## start EXTRACTED MATERIAL
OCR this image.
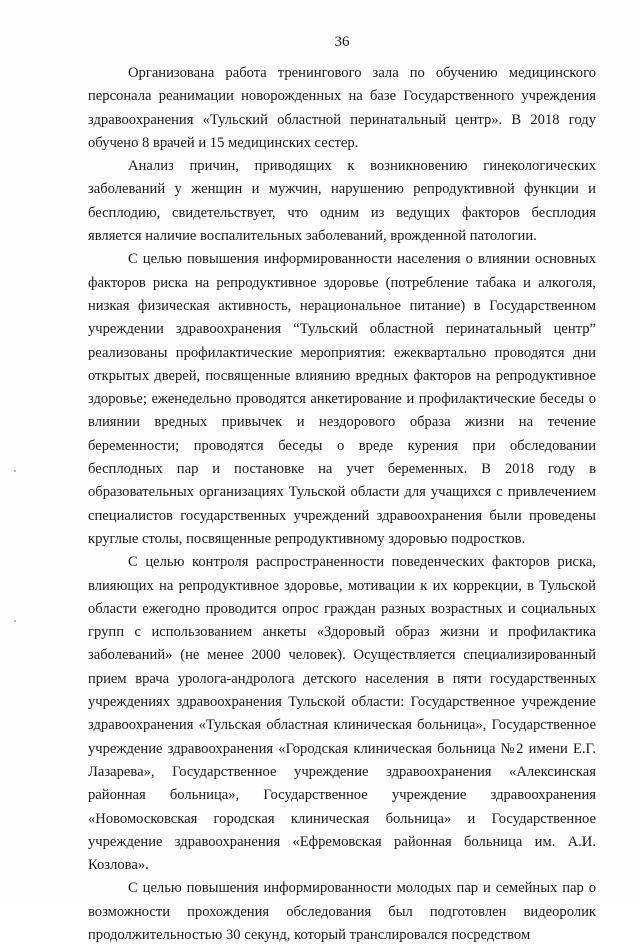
36

Организована работа тренингового зала по обучению медицинского персонала реанимации новорожденных на базе Государственного учреждения здравоохранения «Тульский областной перинатальный центр». В 2018 году обучено 8 врачей и 15 медицинских сестер.

Анализ причин, приводящих к возникновению гинекологических заболеваний у женщин и мужчин, нарушению репродуктивной функции и бесплодию, свидетельствует, что одним из ведущих факторов бесплодия является наличие воспалительных заболеваний, врожденной патологии.

С целью повышения информированности населения о влиянии основных факторов риска на репродуктивное здоровье (потребление табака и алкоголя, низкая физическая активность, нерациональное питание) в Государственном учреждении здравоохранения “Тульский областной перинатальный центр” реализованы профилактические мероприятия: ежеквартально проводятся дни открытых дверей, посвященные влиянию вредных факторов на репродуктивное здоровье; еженедельно проводятся анкетирование и профилактические беседы о влиянии вредных привычек и нездорового образа жизни на течение беременности; проводятся беседы о вреде курения при обследовании бесплодных пар и постановке на учет беременных. В 2018 году в образовательных организациях Тульской области для учащихся с привлечением специалистов государственных учреждений здравоохранения были проведены круглые столы, посвященные репродуктивному здоровью подростков.

С целью контроля распространенности поведенческих факторов риска, влияющих на репродуктивное здоровье, мотивации к их коррекции, в Тульской области ежегодно проводится опрос граждан разных возрастных и социальных групп с использованием анкеты «Здоровый образ жизни и профилактика заболеваний» (не менее 2000 человек). Осуществляется специализированный прием врача уролога-андролога детского населения в пяти государственных учреждениях здравоохранения Тульской области: Государственное учреждение здравоохранения «Тульская областная клиническая больница», Государственное учреждение здравоохранения «Городская клиническая больница №2 имени Е.Г. Лазарева», Государственное учреждение здравоохранения «Алексинская районная больница», Государственное учреждение здравоохранения «Новомосковская городская клиническая больница» и Государственное учреждение здравоохранения «Ефремовская районная больница им. А.И. Козлова».

С целью повышения информированности молодых пар и семейных пар о возможности прохождения обследования был подготовлен видеоролик продолжительностью 30 секунд, который транслировался посредством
## end EXTRACTED MATERIAL
_GIVEN REQUEST_. Transcribe all of the entries word for word, but skip any pictures they contain.

_FINISHED TASK_.
OCR this image.
36

Организована работа тренингового зала по обучению медицинского персонала реанимации новорожденных на базе Государственного учреждения здравоохранения «Тульский областной перинатальный центр». В 2018 году обучено 8 врачей и 15 медицинских сестер.

Анализ причин, приводящих к возникновению гинекологических заболеваний у женщин и мужчин, нарушению репродуктивной функции и бесплодию, свидетельствует, что одним из ведущих факторов бесплодия является наличие воспалительных заболеваний, врожденной патологии.

С целью повышения информированности населения о влиянии основных факторов риска на репродуктивное здоровье (потребление табака и алкоголя, низкая физическая активность, нерациональное питание) в Государственном учреждении здравоохранения “Тульский областной перинатальный центр” реализованы профилактические мероприятия: ежеквартально проводятся дни открытых дверей, посвященные влиянию вредных факторов на репродуктивное здоровье; еженедельно проводятся анкетирование и профилактические беседы о влиянии вредных привычек и нездорового образа жизни на течение беременности; проводятся беседы о вреде курения при обследовании бесплодных пар и постановке на учет беременных. В 2018 году в образовательных организациях Тульской области для учащихся с привлечением специалистов государственных учреждений здравоохранения были проведены круглые столы, посвященные репродуктивному здоровью подростков.

С целью контроля распространенности поведенческих факторов риска, влияющих на репродуктивное здоровье, мотивации к их коррекции, в Тульской области ежегодно проводится опрос граждан разных возрастных и социальных групп с использованием анкеты «Здоровый образ жизни и профилактика заболеваний» (не менее 2000 человек). Осуществляется специализированный прием врача уролога-андролога детского населения в пяти государственных учреждениях здравоохранения Тульской области: Государственное учреждение здравоохранения «Тульская областная клиническая больница», Государственное учреждение здравоохранения «Городская клиническая больница №2 имени Е.Г. Лазарева», Государственное учреждение здравоохранения «Алексинская районная больница», Государственное учреждение здравоохранения «Новомосковская городская клиническая больница» и Государственное учреждение здравоохранения «Ефремовская районная больница им. А.И. Козлова».

С целью повышения информированности молодых пар и семейных пар о возможности прохождения обследования был подготовлен видеоролик продолжительностью 30 секунд, который транслировался посредством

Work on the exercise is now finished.